------ SUPPLIED ENTRIES ------

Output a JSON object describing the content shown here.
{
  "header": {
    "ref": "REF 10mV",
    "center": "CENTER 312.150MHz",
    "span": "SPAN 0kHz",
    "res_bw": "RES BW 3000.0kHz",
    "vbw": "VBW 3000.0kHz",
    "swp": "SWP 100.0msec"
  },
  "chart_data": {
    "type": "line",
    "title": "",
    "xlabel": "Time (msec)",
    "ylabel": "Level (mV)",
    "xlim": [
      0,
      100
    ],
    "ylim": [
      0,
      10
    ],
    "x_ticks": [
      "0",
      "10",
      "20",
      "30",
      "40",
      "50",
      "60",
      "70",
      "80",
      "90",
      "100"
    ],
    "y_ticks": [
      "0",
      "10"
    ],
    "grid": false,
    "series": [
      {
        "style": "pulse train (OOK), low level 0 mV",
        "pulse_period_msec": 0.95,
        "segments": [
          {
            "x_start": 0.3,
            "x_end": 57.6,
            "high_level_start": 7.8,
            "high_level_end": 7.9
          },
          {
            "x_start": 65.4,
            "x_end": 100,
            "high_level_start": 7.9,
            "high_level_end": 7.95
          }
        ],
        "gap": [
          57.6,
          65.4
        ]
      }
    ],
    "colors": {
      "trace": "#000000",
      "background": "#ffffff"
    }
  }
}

------
------ SUPPLIED ENTRIES ------

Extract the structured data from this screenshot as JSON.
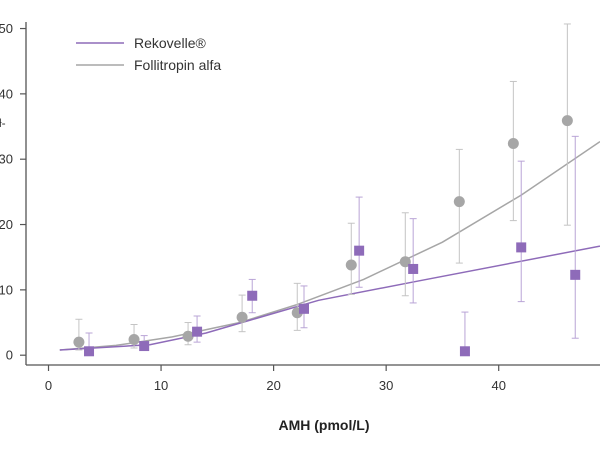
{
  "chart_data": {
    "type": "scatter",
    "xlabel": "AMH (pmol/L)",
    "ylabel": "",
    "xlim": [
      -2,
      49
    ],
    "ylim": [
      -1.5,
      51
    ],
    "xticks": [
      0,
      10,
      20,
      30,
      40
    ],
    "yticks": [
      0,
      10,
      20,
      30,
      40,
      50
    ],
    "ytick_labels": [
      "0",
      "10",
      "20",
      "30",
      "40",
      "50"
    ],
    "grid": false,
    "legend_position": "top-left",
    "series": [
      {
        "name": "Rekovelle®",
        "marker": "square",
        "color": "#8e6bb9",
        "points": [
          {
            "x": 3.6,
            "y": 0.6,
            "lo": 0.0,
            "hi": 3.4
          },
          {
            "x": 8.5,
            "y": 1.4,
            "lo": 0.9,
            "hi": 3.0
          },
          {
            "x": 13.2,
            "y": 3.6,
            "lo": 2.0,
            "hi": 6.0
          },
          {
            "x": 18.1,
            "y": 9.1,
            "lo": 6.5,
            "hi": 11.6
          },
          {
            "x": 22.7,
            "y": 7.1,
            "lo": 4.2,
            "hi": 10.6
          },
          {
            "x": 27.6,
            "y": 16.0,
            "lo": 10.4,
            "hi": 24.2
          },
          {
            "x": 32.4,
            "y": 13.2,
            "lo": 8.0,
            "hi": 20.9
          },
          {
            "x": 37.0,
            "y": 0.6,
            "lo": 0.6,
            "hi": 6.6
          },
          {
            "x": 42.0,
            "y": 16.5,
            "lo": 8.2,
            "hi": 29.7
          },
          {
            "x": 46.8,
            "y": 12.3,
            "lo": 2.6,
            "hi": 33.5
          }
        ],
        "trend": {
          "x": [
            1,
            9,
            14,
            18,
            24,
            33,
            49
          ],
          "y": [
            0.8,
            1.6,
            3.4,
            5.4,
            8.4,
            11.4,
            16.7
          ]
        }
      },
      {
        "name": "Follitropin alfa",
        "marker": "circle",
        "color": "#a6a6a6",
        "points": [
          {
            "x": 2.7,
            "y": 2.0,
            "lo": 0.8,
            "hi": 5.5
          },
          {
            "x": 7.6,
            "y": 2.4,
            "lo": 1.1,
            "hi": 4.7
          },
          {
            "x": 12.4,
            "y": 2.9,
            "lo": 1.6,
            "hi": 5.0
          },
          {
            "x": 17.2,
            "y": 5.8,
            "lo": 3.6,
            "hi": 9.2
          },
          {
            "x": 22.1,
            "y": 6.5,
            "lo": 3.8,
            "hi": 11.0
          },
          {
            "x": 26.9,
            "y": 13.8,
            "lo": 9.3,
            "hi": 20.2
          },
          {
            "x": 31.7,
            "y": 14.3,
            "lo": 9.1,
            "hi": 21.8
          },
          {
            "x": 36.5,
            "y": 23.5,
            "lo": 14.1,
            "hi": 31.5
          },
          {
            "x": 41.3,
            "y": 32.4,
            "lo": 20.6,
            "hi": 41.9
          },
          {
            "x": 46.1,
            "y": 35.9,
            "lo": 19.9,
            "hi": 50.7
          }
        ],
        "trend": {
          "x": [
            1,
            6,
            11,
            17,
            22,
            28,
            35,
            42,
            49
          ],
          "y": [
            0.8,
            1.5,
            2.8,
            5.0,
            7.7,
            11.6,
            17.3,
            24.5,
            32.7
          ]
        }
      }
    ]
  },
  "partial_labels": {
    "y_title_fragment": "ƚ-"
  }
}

------
------ SUPPLIED ENTRIES ------

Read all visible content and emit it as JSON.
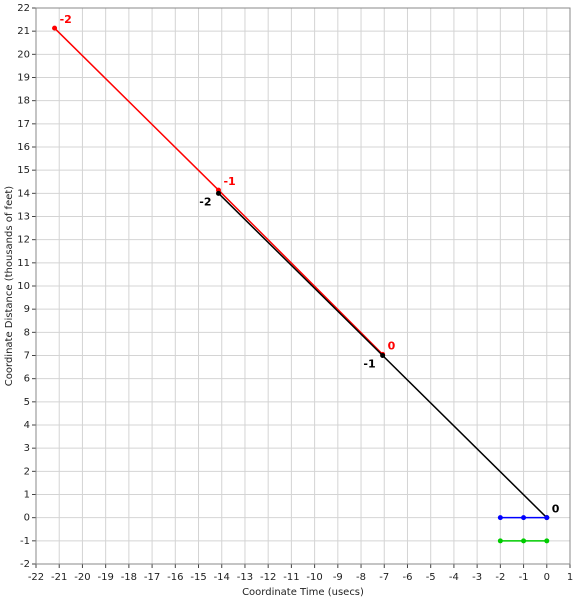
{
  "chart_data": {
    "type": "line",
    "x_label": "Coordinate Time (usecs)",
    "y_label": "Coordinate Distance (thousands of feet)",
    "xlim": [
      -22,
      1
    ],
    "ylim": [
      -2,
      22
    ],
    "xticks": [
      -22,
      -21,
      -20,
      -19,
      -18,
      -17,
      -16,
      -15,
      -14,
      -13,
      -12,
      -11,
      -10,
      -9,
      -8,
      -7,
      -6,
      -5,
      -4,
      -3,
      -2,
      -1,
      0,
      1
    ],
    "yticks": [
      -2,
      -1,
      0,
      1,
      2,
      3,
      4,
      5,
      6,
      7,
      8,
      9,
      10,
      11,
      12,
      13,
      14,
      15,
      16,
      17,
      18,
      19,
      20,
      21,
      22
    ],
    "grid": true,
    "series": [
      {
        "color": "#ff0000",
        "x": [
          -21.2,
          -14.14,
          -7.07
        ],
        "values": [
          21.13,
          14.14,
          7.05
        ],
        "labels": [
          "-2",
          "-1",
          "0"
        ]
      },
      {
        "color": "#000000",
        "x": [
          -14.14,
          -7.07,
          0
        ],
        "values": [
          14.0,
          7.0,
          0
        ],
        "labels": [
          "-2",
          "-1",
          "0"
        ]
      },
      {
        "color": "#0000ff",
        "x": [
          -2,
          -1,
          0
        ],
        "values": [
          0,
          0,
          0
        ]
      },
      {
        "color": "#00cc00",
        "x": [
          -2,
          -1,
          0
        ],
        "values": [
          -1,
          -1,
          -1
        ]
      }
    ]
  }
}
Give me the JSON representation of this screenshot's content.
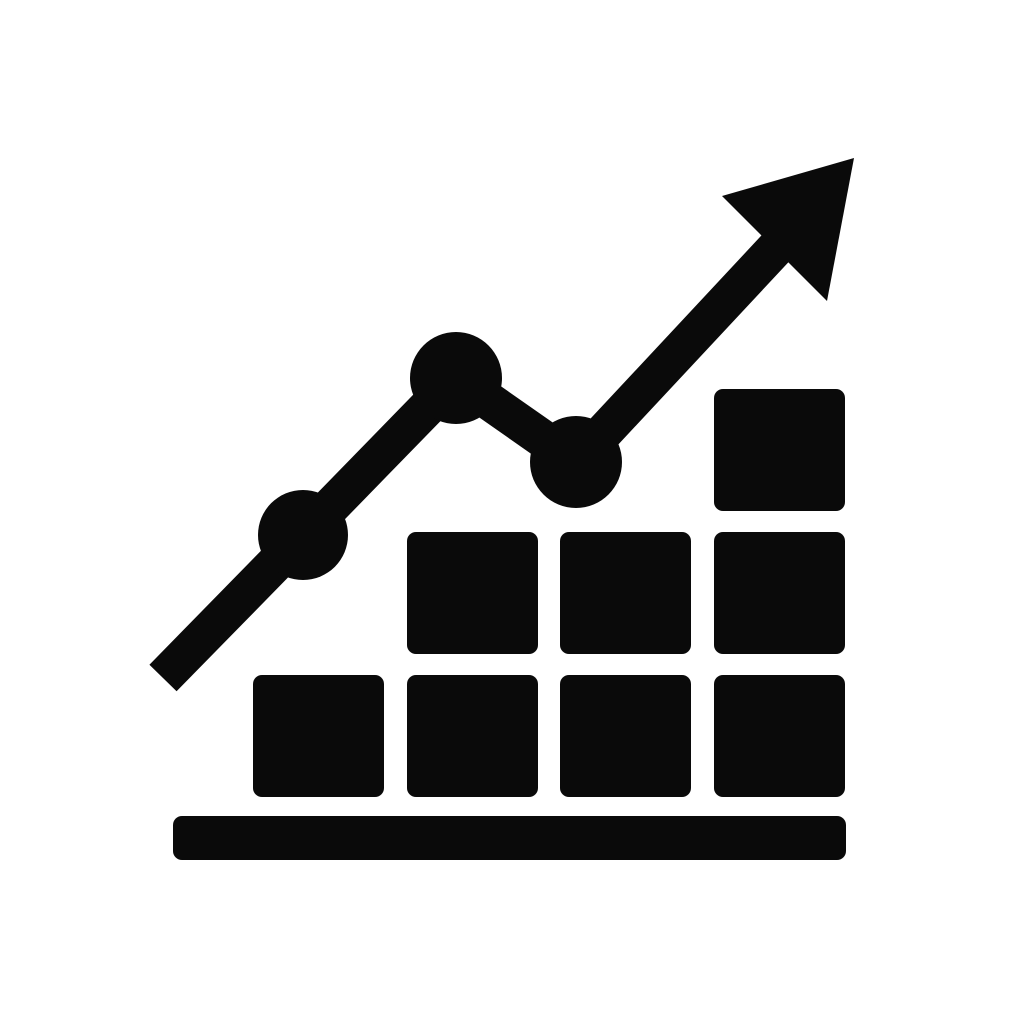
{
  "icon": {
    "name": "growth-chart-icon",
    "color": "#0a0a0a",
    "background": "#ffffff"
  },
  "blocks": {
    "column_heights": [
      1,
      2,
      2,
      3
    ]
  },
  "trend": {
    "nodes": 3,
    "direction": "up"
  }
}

------

Give the number of lines in the listing above that contain "Coordinate", and nothing else.

2